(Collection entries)
——

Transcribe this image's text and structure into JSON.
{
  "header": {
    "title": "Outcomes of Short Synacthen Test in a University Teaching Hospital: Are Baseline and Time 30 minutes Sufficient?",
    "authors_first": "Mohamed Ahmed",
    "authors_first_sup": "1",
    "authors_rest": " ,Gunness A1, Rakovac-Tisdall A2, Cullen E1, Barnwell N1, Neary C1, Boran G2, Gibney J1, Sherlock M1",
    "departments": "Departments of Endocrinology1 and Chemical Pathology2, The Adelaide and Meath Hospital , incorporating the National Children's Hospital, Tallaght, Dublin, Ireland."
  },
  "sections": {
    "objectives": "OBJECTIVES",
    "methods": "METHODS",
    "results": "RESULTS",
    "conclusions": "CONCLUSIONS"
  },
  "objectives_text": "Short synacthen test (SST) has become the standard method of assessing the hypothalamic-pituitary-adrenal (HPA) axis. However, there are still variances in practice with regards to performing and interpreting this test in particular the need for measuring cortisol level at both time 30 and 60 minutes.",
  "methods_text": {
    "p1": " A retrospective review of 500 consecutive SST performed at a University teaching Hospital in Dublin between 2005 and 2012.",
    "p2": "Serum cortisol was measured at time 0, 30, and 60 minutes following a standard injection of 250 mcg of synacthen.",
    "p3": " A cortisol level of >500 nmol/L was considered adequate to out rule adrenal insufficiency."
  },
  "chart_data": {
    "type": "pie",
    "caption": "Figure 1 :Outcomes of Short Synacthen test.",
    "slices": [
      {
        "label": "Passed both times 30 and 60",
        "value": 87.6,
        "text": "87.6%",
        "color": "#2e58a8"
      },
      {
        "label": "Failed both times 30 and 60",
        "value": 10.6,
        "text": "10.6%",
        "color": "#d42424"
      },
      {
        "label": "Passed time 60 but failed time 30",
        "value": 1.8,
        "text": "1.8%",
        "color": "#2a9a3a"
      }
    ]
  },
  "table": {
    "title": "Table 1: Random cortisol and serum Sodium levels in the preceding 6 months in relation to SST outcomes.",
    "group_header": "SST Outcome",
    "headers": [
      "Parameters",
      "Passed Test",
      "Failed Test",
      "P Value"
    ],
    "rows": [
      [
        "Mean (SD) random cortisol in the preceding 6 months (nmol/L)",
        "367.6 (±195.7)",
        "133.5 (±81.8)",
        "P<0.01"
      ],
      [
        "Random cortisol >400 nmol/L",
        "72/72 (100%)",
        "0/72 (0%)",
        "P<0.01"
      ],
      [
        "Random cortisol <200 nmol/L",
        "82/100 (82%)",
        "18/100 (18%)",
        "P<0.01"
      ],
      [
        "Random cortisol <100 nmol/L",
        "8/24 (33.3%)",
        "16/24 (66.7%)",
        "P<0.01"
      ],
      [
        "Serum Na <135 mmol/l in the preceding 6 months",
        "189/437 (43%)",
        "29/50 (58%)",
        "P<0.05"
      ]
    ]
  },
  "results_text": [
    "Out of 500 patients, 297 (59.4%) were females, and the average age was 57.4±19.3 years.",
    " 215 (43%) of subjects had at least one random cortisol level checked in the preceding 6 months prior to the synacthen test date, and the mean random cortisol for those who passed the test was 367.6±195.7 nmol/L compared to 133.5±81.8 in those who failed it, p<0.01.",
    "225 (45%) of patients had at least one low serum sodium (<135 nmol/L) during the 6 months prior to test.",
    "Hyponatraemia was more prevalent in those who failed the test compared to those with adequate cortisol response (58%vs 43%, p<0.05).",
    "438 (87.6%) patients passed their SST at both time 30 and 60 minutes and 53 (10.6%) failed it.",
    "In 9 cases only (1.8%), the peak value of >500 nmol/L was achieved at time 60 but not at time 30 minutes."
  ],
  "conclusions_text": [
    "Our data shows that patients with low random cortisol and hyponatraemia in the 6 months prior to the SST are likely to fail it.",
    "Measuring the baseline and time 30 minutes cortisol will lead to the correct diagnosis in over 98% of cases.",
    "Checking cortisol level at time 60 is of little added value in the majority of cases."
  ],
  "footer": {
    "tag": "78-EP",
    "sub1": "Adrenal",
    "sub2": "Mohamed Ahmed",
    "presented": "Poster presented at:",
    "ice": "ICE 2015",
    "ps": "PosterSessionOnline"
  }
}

——

A complete answer gives every line of the records holding "Dublin".

    "departments": "Departments of Endocrinology1 and Chemical Pathology2, The Adelaide and Meath Hospital , incorporating the National Children's Hospital, Tallaght, Dublin, Ireland."
    "p1": " A retrospective review of 500 consecutive SST performed at a University teaching Hospital in Dublin between 2005 and 2012.",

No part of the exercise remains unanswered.